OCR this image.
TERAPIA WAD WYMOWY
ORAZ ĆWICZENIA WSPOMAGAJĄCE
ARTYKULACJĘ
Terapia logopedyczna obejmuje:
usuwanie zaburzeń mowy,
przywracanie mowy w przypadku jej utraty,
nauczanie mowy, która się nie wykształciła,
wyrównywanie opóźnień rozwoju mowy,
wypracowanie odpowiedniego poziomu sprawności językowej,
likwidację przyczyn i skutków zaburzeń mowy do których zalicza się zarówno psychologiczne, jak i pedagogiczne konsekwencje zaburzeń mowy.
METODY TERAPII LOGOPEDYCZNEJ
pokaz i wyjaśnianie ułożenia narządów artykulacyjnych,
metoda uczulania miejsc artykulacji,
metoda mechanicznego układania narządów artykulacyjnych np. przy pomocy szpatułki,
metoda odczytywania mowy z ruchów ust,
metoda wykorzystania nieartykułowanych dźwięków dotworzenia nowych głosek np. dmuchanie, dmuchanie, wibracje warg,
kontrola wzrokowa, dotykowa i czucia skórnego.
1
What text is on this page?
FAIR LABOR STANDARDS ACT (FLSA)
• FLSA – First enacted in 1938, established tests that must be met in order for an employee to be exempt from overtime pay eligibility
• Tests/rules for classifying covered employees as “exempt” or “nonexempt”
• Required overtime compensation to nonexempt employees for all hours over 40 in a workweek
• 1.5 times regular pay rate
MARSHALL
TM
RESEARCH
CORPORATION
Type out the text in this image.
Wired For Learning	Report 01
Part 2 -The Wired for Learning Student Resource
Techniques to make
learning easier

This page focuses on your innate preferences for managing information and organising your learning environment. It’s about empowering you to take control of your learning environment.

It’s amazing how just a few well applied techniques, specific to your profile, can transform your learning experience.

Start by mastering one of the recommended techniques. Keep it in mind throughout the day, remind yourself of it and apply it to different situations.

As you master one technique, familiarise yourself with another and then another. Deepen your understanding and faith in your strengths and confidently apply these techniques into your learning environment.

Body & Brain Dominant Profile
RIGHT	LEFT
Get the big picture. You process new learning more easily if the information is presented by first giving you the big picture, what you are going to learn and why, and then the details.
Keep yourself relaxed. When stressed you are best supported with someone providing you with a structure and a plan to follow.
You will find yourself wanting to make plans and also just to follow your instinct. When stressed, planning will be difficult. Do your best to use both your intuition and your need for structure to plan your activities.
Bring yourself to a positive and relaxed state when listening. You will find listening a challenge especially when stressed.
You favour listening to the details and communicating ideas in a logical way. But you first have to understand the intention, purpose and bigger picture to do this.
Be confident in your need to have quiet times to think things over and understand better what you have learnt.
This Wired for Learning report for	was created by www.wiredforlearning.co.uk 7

--- --- ---

## TASK:
Return the listing above in its exact form.

## WRITTEN REPLY:
OCR this image.
TERAPIA WAD WYMOWY
ORAZ ĆWICZENIA WSPOMAGAJĄCE
ARTYKULACJĘ
Terapia logopedyczna obejmuje:
usuwanie zaburzeń mowy,
przywracanie mowy w przypadku jej utraty,
nauczanie mowy, która się nie wykształciła,
wyrównywanie opóźnień rozwoju mowy,
wypracowanie odpowiedniego poziomu sprawności językowej,
likwidację przyczyn i skutków zaburzeń mowy do których zalicza się zarówno psychologiczne, jak i pedagogiczne konsekwencje zaburzeń mowy.
METODY TERAPII LOGOPEDYCZNEJ
pokaz i wyjaśnianie ułożenia narządów artykulacyjnych,
metoda uczulania miejsc artykulacji,
metoda mechanicznego układania narządów artykulacyjnych np. przy pomocy szpatułki,
metoda odczytywania mowy z ruchów ust,
metoda wykorzystania nieartykułowanych dźwięków dotworzenia nowych głosek np. dmuchanie, dmuchanie, wibracje warg,
kontrola wzrokowa, dotykowa i czucia skórnego.
1
What text is on this page?
FAIR LABOR STANDARDS ACT (FLSA)
• FLSA – First enacted in 1938, established tests that must be met in order for an employee to be exempt from overtime pay eligibility
• Tests/rules for classifying covered employees as “exempt” or “nonexempt”
• Required overtime compensation to nonexempt employees for all hours over 40 in a workweek
• 1.5 times regular pay rate
MARSHALL
TM
RESEARCH
CORPORATION
Type out the text in this image.
Wired For Learning	Report 01
Part 2 -The Wired for Learning Student Resource
Techniques to make
learning easier

This page focuses on your innate preferences for managing information and organising your learning environment. It’s about empowering you to take control of your learning environment.

It’s amazing how just a few well applied techniques, specific to your profile, can transform your learning experience.

Start by mastering one of the recommended techniques. Keep it in mind throughout the day, remind yourself of it and apply it to different situations.

As you master one technique, familiarise yourself with another and then another. Deepen your understanding and faith in your strengths and confidently apply these techniques into your learning environment.

Body & Brain Dominant Profile
RIGHT	LEFT
Get the big picture. You process new learning more easily if the information is presented by first giving you the big picture, what you are going to learn and why, and then the details.
Keep yourself relaxed. When stressed you are best supported with someone providing you with a structure and a plan to follow.
You will find yourself wanting to make plans and also just to follow your instinct. When stressed, planning will be difficult. Do your best to use both your intuition and your need for structure to plan your activities.
Bring yourself to a positive and relaxed state when listening. You will find listening a challenge especially when stressed.
You favour listening to the details and communicating ideas in a logical way. But you first have to understand the intention, purpose and bigger picture to do this.
Be confident in your need to have quiet times to think things over and understand better what you have learnt.
This Wired for Learning report for	was created by www.wiredforlearning.co.uk 7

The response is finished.